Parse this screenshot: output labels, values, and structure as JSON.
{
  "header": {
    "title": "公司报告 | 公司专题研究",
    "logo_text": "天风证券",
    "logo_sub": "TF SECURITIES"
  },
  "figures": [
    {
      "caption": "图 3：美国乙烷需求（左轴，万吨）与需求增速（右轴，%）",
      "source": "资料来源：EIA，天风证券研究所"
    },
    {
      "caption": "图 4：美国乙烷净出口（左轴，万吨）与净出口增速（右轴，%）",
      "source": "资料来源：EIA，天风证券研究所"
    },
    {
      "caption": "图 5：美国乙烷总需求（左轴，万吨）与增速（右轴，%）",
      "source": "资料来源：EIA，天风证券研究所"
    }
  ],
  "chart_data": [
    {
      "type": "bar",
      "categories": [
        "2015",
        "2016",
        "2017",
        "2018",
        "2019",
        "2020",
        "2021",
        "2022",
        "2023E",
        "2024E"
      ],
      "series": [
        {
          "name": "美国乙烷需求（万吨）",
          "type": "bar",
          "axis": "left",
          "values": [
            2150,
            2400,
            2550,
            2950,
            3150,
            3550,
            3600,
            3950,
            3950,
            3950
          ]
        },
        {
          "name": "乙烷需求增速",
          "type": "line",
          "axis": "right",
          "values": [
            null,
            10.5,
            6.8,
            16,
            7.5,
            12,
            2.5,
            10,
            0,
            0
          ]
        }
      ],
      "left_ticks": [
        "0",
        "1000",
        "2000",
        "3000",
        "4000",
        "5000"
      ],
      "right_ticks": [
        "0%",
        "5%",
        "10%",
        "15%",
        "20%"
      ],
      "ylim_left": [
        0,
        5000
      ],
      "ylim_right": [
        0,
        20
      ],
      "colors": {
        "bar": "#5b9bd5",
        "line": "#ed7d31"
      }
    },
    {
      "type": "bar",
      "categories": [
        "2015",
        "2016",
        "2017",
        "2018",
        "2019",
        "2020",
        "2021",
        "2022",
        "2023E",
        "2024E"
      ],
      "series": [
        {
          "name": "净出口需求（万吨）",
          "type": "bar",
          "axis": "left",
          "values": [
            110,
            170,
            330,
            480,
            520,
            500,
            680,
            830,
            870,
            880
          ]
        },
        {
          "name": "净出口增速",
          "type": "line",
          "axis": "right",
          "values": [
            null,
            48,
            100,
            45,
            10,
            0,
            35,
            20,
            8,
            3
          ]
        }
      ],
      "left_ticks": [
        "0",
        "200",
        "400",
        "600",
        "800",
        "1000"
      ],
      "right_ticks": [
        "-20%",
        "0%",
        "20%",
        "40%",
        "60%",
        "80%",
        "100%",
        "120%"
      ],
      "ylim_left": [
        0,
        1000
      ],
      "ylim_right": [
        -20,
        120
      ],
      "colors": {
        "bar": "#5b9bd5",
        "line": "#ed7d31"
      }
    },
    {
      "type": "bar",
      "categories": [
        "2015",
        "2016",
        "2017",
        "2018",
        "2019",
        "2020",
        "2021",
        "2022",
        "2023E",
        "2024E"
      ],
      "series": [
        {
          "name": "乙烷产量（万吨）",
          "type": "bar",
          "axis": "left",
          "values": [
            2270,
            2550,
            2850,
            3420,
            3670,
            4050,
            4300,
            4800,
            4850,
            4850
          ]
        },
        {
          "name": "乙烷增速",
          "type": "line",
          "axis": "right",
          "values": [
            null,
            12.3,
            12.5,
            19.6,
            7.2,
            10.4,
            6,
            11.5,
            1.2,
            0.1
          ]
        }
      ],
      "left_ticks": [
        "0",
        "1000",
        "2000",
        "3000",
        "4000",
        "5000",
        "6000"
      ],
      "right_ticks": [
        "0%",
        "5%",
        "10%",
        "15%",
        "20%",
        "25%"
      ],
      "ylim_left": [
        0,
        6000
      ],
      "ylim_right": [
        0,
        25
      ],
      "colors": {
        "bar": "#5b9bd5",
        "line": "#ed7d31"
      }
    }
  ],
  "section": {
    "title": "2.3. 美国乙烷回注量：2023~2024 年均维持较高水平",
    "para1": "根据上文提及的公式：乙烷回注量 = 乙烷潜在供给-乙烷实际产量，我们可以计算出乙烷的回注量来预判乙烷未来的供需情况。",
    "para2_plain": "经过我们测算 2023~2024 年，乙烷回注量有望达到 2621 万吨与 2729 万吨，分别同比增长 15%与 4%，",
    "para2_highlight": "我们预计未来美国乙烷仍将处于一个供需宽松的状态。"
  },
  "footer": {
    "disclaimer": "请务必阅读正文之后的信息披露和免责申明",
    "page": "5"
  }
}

============================================================

What is required> Your task is to retype all the records above with nothing left out.

In response>
Parse this screenshot: output labels, values, and structure as JSON.
{
  "header": {
    "title": "公司报告 | 公司专题研究",
    "logo_text": "天风证券",
    "logo_sub": "TF SECURITIES"
  },
  "figures": [
    {
      "caption": "图 3：美国乙烷需求（左轴，万吨）与需求增速（右轴，%）",
      "source": "资料来源：EIA，天风证券研究所"
    },
    {
      "caption": "图 4：美国乙烷净出口（左轴，万吨）与净出口增速（右轴，%）",
      "source": "资料来源：EIA，天风证券研究所"
    },
    {
      "caption": "图 5：美国乙烷总需求（左轴，万吨）与增速（右轴，%）",
      "source": "资料来源：EIA，天风证券研究所"
    }
  ],
  "chart_data": [
    {
      "type": "bar",
      "categories": [
        "2015",
        "2016",
        "2017",
        "2018",
        "2019",
        "2020",
        "2021",
        "2022",
        "2023E",
        "2024E"
      ],
      "series": [
        {
          "name": "美国乙烷需求（万吨）",
          "type": "bar",
          "axis": "left",
          "values": [
            2150,
            2400,
            2550,
            2950,
            3150,
            3550,
            3600,
            3950,
            3950,
            3950
          ]
        },
        {
          "name": "乙烷需求增速",
          "type": "line",
          "axis": "right",
          "values": [
            null,
            10.5,
            6.8,
            16,
            7.5,
            12,
            2.5,
            10,
            0,
            0
          ]
        }
      ],
      "left_ticks": [
        "0",
        "1000",
        "2000",
        "3000",
        "4000",
        "5000"
      ],
      "right_ticks": [
        "0%",
        "5%",
        "10%",
        "15%",
        "20%"
      ],
      "ylim_left": [
        0,
        5000
      ],
      "ylim_right": [
        0,
        20
      ],
      "colors": {
        "bar": "#5b9bd5",
        "line": "#ed7d31"
      }
    },
    {
      "type": "bar",
      "categories": [
        "2015",
        "2016",
        "2017",
        "2018",
        "2019",
        "2020",
        "2021",
        "2022",
        "2023E",
        "2024E"
      ],
      "series": [
        {
          "name": "净出口需求（万吨）",
          "type": "bar",
          "axis": "left",
          "values": [
            110,
            170,
            330,
            480,
            520,
            500,
            680,
            830,
            870,
            880
          ]
        },
        {
          "name": "净出口增速",
          "type": "line",
          "axis": "right",
          "values": [
            null,
            48,
            100,
            45,
            10,
            0,
            35,
            20,
            8,
            3
          ]
        }
      ],
      "left_ticks": [
        "0",
        "200",
        "400",
        "600",
        "800",
        "1000"
      ],
      "right_ticks": [
        "-20%",
        "0%",
        "20%",
        "40%",
        "60%",
        "80%",
        "100%",
        "120%"
      ],
      "ylim_left": [
        0,
        1000
      ],
      "ylim_right": [
        -20,
        120
      ],
      "colors": {
        "bar": "#5b9bd5",
        "line": "#ed7d31"
      }
    },
    {
      "type": "bar",
      "categories": [
        "2015",
        "2016",
        "2017",
        "2018",
        "2019",
        "2020",
        "2021",
        "2022",
        "2023E",
        "2024E"
      ],
      "series": [
        {
          "name": "乙烷产量（万吨）",
          "type": "bar",
          "axis": "left",
          "values": [
            2270,
            2550,
            2850,
            3420,
            3670,
            4050,
            4300,
            4800,
            4850,
            4850
          ]
        },
        {
          "name": "乙烷增速",
          "type": "line",
          "axis": "right",
          "values": [
            null,
            12.3,
            12.5,
            19.6,
            7.2,
            10.4,
            6,
            11.5,
            1.2,
            0.1
          ]
        }
      ],
      "left_ticks": [
        "0",
        "1000",
        "2000",
        "3000",
        "4000",
        "5000",
        "6000"
      ],
      "right_ticks": [
        "0%",
        "5%",
        "10%",
        "15%",
        "20%",
        "25%"
      ],
      "ylim_left": [
        0,
        6000
      ],
      "ylim_right": [
        0,
        25
      ],
      "colors": {
        "bar": "#5b9bd5",
        "line": "#ed7d31"
      }
    }
  ],
  "section": {
    "title": "2.3. 美国乙烷回注量：2023~2024 年均维持较高水平",
    "para1": "根据上文提及的公式：乙烷回注量 = 乙烷潜在供给-乙烷实际产量，我们可以计算出乙烷的回注量来预判乙烷未来的供需情况。",
    "para2_plain": "经过我们测算 2023~2024 年，乙烷回注量有望达到 2621 万吨与 2729 万吨，分别同比增长 15%与 4%，",
    "para2_highlight": "我们预计未来美国乙烷仍将处于一个供需宽松的状态。"
  },
  "footer": {
    "disclaimer": "请务必阅读正文之后的信息披露和免责申明",
    "page": "5"
  }
}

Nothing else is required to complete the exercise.